> Given exercise
Type out every line below exactly as it reads.

> Provided data
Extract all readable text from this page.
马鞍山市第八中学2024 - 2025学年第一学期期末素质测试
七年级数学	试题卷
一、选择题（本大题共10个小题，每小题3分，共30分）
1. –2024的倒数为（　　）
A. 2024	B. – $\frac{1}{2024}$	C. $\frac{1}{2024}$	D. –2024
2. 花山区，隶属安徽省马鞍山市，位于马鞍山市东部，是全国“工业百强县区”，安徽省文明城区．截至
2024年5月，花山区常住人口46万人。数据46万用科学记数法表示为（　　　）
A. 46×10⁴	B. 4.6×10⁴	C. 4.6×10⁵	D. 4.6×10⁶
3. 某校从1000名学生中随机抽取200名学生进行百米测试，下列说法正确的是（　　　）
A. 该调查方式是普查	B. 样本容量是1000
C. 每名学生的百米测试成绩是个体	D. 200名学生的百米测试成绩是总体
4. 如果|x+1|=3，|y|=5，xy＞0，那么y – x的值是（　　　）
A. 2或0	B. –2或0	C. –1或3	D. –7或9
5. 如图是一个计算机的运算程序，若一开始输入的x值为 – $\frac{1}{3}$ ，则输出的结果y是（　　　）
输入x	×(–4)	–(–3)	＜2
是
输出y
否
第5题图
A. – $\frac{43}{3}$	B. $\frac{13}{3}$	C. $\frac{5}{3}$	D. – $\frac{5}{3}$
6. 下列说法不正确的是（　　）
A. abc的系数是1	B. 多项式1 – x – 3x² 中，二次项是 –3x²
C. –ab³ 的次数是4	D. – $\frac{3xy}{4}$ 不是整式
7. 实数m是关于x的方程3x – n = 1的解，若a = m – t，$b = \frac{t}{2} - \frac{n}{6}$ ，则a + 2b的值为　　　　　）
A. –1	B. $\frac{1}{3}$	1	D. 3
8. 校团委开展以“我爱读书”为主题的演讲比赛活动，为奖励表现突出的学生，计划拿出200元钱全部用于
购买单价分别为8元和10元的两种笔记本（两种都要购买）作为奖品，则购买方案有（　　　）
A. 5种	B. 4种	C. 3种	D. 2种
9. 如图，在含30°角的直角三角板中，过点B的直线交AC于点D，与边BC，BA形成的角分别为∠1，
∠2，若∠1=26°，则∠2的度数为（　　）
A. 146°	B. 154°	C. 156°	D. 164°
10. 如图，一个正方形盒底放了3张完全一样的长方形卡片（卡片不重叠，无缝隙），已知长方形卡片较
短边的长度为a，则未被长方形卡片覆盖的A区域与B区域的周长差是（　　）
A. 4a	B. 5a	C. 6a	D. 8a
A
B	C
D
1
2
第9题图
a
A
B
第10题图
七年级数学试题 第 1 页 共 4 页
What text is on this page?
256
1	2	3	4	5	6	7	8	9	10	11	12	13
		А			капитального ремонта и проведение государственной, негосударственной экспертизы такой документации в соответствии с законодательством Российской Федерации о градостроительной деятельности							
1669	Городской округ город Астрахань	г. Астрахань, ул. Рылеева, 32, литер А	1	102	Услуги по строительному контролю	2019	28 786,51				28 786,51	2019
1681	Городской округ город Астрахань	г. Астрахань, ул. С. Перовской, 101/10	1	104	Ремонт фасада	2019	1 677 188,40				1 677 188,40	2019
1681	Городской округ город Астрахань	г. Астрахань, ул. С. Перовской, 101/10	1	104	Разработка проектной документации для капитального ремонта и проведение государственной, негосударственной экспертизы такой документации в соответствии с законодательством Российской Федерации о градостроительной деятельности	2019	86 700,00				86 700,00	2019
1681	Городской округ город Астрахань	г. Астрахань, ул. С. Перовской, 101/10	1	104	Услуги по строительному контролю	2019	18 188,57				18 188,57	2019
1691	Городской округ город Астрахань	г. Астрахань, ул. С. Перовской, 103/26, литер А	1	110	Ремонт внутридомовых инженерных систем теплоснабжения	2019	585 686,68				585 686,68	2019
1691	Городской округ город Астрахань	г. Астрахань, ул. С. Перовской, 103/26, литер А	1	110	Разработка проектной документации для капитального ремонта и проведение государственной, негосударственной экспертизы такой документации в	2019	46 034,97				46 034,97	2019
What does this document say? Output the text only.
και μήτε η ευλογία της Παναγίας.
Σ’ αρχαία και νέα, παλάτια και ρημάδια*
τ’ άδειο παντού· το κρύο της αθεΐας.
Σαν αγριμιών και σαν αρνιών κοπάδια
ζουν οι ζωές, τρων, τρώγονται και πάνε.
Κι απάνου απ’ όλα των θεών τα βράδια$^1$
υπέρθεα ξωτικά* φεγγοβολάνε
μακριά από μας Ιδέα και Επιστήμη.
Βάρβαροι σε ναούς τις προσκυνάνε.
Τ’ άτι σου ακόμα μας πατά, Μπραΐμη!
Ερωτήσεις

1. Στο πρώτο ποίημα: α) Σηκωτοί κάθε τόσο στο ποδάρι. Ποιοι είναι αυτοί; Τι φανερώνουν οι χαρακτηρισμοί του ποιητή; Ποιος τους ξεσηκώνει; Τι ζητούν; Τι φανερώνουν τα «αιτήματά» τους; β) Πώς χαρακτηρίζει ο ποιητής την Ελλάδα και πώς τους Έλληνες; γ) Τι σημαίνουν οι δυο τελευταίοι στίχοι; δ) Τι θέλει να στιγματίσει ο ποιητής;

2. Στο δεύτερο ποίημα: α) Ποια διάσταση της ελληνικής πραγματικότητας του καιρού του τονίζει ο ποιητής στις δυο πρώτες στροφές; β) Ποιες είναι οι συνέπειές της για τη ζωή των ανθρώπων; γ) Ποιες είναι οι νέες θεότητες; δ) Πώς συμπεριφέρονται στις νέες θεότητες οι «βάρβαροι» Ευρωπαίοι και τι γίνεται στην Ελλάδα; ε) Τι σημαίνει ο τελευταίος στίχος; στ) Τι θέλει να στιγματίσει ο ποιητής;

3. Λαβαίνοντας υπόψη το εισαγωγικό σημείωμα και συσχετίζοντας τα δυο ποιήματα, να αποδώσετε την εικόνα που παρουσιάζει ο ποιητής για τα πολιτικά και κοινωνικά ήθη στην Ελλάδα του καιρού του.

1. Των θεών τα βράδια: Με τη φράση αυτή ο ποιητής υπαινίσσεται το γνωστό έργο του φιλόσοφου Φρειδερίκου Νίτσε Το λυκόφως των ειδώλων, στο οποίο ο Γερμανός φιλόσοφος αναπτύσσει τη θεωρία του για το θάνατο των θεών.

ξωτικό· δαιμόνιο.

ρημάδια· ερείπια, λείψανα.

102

> Result of this exercise
Extract all readable text from this page.
马鞍山市第八中学2024 - 2025学年第一学期期末素质测试
七年级数学	试题卷
一、选择题（本大题共10个小题，每小题3分，共30分）
1. –2024的倒数为（　　）
A. 2024	B. – $\frac{1}{2024}$	C. $\frac{1}{2024}$	D. –2024
2. 花山区，隶属安徽省马鞍山市，位于马鞍山市东部，是全国“工业百强县区”，安徽省文明城区．截至
2024年5月，花山区常住人口46万人。数据46万用科学记数法表示为（　　　）
A. 46×10⁴	B. 4.6×10⁴	C. 4.6×10⁵	D. 4.6×10⁶
3. 某校从1000名学生中随机抽取200名学生进行百米测试，下列说法正确的是（　　　）
A. 该调查方式是普查	B. 样本容量是1000
C. 每名学生的百米测试成绩是个体	D. 200名学生的百米测试成绩是总体
4. 如果|x+1|=3，|y|=5，xy＞0，那么y – x的值是（　　　）
A. 2或0	B. –2或0	C. –1或3	D. –7或9
5. 如图是一个计算机的运算程序，若一开始输入的x值为 – $\frac{1}{3}$ ，则输出的结果y是（　　　）
输入x	×(–4)	–(–3)	＜2
是
输出y
否
第5题图
A. – $\frac{43}{3}$	B. $\frac{13}{3}$	C. $\frac{5}{3}$	D. – $\frac{5}{3}$
6. 下列说法不正确的是（　　）
A. abc的系数是1	B. 多项式1 – x – 3x² 中，二次项是 –3x²
C. –ab³ 的次数是4	D. – $\frac{3xy}{4}$ 不是整式
7. 实数m是关于x的方程3x – n = 1的解，若a = m – t，$b = \frac{t}{2} - \frac{n}{6}$ ，则a + 2b的值为　　　　　）
A. –1	B. $\frac{1}{3}$	1	D. 3
8. 校团委开展以“我爱读书”为主题的演讲比赛活动，为奖励表现突出的学生，计划拿出200元钱全部用于
购买单价分别为8元和10元的两种笔记本（两种都要购买）作为奖品，则购买方案有（　　　）
A. 5种	B. 4种	C. 3种	D. 2种
9. 如图，在含30°角的直角三角板中，过点B的直线交AC于点D，与边BC，BA形成的角分别为∠1，
∠2，若∠1=26°，则∠2的度数为（　　）
A. 146°	B. 154°	C. 156°	D. 164°
10. 如图，一个正方形盒底放了3张完全一样的长方形卡片（卡片不重叠，无缝隙），已知长方形卡片较
短边的长度为a，则未被长方形卡片覆盖的A区域与B区域的周长差是（　　）
A. 4a	B. 5a	C. 6a	D. 8a
A
B	C
D
1
2
第9题图
a
A
B
第10题图
七年级数学试题 第 1 页 共 4 页
What text is on this page?
256
1	2	3	4	5	6	7	8	9	10	11	12	13
		А			капитального ремонта и проведение государственной, негосударственной экспертизы такой документации в соответствии с законодательством Российской Федерации о градостроительной деятельности							
1669	Городской округ город Астрахань	г. Астрахань, ул. Рылеева, 32, литер А	1	102	Услуги по строительному контролю	2019	28 786,51				28 786,51	2019
1681	Городской округ город Астрахань	г. Астрахань, ул. С. Перовской, 101/10	1	104	Ремонт фасада	2019	1 677 188,40				1 677 188,40	2019
1681	Городской округ город Астрахань	г. Астрахань, ул. С. Перовской, 101/10	1	104	Разработка проектной документации для капитального ремонта и проведение государственной, негосударственной экспертизы такой документации в соответствии с законодательством Российской Федерации о градостроительной деятельности	2019	86 700,00				86 700,00	2019
1681	Городской округ город Астрахань	г. Астрахань, ул. С. Перовской, 101/10	1	104	Услуги по строительному контролю	2019	18 188,57				18 188,57	2019
1691	Городской округ город Астрахань	г. Астрахань, ул. С. Перовской, 103/26, литер А	1	110	Ремонт внутридомовых инженерных систем теплоснабжения	2019	585 686,68				585 686,68	2019
1691	Городской округ город Астрахань	г. Астрахань, ул. С. Перовской, 103/26, литер А	1	110	Разработка проектной документации для капитального ремонта и проведение государственной, негосударственной экспертизы такой документации в	2019	46 034,97				46 034,97	2019
What does this document say? Output the text only.
και μήτε η ευλογία της Παναγίας.
Σ’ αρχαία και νέα, παλάτια και ρημάδια*
τ’ άδειο παντού· το κρύο της αθεΐας.
Σαν αγριμιών και σαν αρνιών κοπάδια
ζουν οι ζωές, τρων, τρώγονται και πάνε.
Κι απάνου απ’ όλα των θεών τα βράδια$^1$
υπέρθεα ξωτικά* φεγγοβολάνε
μακριά από μας Ιδέα και Επιστήμη.
Βάρβαροι σε ναούς τις προσκυνάνε.
Τ’ άτι σου ακόμα μας πατά, Μπραΐμη!
Ερωτήσεις

1. Στο πρώτο ποίημα: α) Σηκωτοί κάθε τόσο στο ποδάρι. Ποιοι είναι αυτοί; Τι φανερώνουν οι χαρακτηρισμοί του ποιητή; Ποιος τους ξεσηκώνει; Τι ζητούν; Τι φανερώνουν τα «αιτήματά» τους; β) Πώς χαρακτηρίζει ο ποιητής την Ελλάδα και πώς τους Έλληνες; γ) Τι σημαίνουν οι δυο τελευταίοι στίχοι; δ) Τι θέλει να στιγματίσει ο ποιητής;

2. Στο δεύτερο ποίημα: α) Ποια διάσταση της ελληνικής πραγματικότητας του καιρού του τονίζει ο ποιητής στις δυο πρώτες στροφές; β) Ποιες είναι οι συνέπειές της για τη ζωή των ανθρώπων; γ) Ποιες είναι οι νέες θεότητες; δ) Πώς συμπεριφέρονται στις νέες θεότητες οι «βάρβαροι» Ευρωπαίοι και τι γίνεται στην Ελλάδα; ε) Τι σημαίνει ο τελευταίος στίχος; στ) Τι θέλει να στιγματίσει ο ποιητής;

3. Λαβαίνοντας υπόψη το εισαγωγικό σημείωμα και συσχετίζοντας τα δυο ποιήματα, να αποδώσετε την εικόνα που παρουσιάζει ο ποιητής για τα πολιτικά και κοινωνικά ήθη στην Ελλάδα του καιρού του.

1. Των θεών τα βράδια: Με τη φράση αυτή ο ποιητής υπαινίσσεται το γνωστό έργο του φιλόσοφου Φρειδερίκου Νίτσε Το λυκόφως των ειδώλων, στο οποίο ο Γερμανός φιλόσοφος αναπτύσσει τη θεωρία του για το θάνατο των θεών.

ξωτικό· δαιμόνιο.

ρημάδια· ερείπια, λείψανα.

102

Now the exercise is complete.